* Data to use:
+++
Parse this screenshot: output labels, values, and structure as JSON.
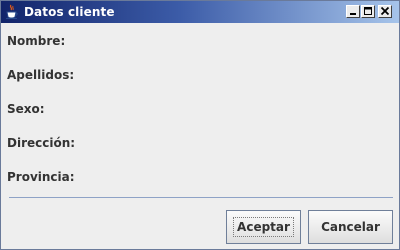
{
  "window": {
    "title": "Datos cliente",
    "controls": [
      "minimize",
      "maximize",
      "close"
    ]
  },
  "form": {
    "labels": {
      "nombre": "Nombre:",
      "apellidos": "Apellidos:",
      "sexo": "Sexo:",
      "direccion": "Dirección:",
      "provincia": "Provincia:"
    }
  },
  "buttons": {
    "accept": "Aceptar",
    "cancel": "Cancelar"
  },
  "icons": {
    "app": "java-cup-icon",
    "minimize": "minimize-icon",
    "maximize": "maximize-icon",
    "close": "close-icon"
  },
  "colors": {
    "titlebar_start": "#12246a",
    "titlebar_end": "#a6c4ea",
    "background": "#eeeeee",
    "separator": "#8ea2c6"
  }
}
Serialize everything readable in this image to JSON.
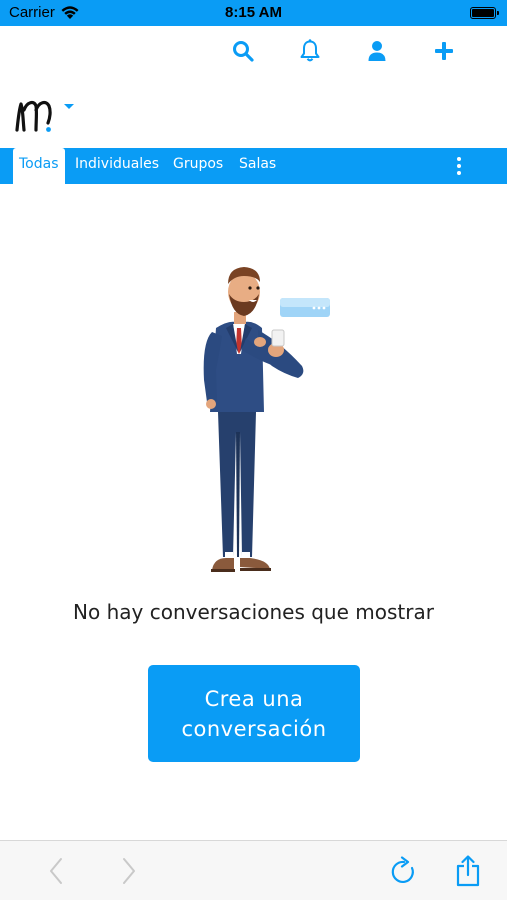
+++
* What this task involves: Exactly reproduce the entries above, minus the pictures.

* Task result:
Parse this screenshot: output labels, values, and structure as JSON.
{
  "window": {
    "title": "Datos cliente",
    "controls": [
      "minimize",
      "maximize",
      "close"
    ]
  },
  "form": {
    "labels": {
      "nombre": "Nombre:",
      "apellidos": "Apellidos:",
      "sexo": "Sexo:",
      "direccion": "Dirección:",
      "provincia": "Provincia:"
    }
  },
  "buttons": {
    "accept": "Aceptar",
    "cancel": "Cancelar"
  },
  "icons": {
    "app": "java-cup-icon",
    "minimize": "minimize-icon",
    "maximize": "maximize-icon",
    "close": "close-icon"
  },
  "colors": {
    "titlebar_start": "#12246a",
    "titlebar_end": "#a6c4ea",
    "background": "#eeeeee",
    "separator": "#8ea2c6"
  }
}
Serialize everything readable in this image to JSON.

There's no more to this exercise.